• _STATED TASK_:
Produce an exact copy of the lines from the line that contains "Serialize everything readable" to the end of the listing below.

☆ ☆ ☆ ☆

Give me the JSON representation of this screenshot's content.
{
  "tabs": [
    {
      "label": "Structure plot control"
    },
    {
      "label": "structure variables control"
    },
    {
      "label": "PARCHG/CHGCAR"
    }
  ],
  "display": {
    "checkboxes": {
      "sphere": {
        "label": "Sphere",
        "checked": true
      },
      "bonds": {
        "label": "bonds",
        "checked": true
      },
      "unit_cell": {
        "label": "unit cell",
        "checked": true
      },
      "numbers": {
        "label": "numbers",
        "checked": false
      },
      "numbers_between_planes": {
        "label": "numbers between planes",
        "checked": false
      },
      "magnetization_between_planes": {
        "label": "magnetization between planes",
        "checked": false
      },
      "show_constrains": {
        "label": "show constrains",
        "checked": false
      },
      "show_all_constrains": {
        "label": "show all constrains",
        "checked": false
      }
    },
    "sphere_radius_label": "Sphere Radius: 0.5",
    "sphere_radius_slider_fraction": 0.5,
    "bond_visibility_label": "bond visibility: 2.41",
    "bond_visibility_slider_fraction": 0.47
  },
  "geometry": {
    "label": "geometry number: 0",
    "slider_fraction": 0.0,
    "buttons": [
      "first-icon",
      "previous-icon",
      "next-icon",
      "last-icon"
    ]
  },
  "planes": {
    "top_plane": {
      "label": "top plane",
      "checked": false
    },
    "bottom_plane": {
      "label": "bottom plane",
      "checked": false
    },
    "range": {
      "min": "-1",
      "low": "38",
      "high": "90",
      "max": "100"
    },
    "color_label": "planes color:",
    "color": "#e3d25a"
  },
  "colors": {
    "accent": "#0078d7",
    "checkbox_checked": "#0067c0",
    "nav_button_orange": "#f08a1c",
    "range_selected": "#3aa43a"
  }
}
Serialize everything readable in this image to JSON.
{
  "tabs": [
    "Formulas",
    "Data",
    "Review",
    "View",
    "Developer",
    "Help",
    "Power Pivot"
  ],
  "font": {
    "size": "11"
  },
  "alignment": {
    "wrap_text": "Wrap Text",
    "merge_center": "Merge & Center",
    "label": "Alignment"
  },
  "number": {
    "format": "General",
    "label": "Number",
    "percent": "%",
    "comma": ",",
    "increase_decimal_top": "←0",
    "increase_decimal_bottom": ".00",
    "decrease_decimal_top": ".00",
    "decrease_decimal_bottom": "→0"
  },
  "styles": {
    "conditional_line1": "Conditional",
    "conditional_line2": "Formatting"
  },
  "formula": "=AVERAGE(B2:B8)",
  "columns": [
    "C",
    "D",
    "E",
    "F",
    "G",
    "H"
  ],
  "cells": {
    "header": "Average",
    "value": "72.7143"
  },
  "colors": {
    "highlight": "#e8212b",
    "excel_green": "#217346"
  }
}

☆ ☆ ☆ ☆

• _THE ANSWER_:
Serialize everything readable in this image to JSON.
{
  "tabs": [
    "Formulas",
    "Data",
    "Review",
    "View",
    "Developer",
    "Help",
    "Power Pivot"
  ],
  "font": {
    "size": "11"
  },
  "alignment": {
    "wrap_text": "Wrap Text",
    "merge_center": "Merge & Center",
    "label": "Alignment"
  },
  "number": {
    "format": "General",
    "label": "Number",
    "percent": "%",
    "comma": ",",
    "increase_decimal_top": "←0",
    "increase_decimal_bottom": ".00",
    "decrease_decimal_top": ".00",
    "decrease_decimal_bottom": "→0"
  },
  "styles": {
    "conditional_line1": "Conditional",
    "conditional_line2": "Formatting"
  },
  "formula": "=AVERAGE(B2:B8)",
  "columns": [
    "C",
    "D",
    "E",
    "F",
    "G",
    "H"
  ],
  "cells": {
    "header": "Average",
    "value": "72.7143"
  },
  "colors": {
    "highlight": "#e8212b",
    "excel_green": "#217346"
  }
}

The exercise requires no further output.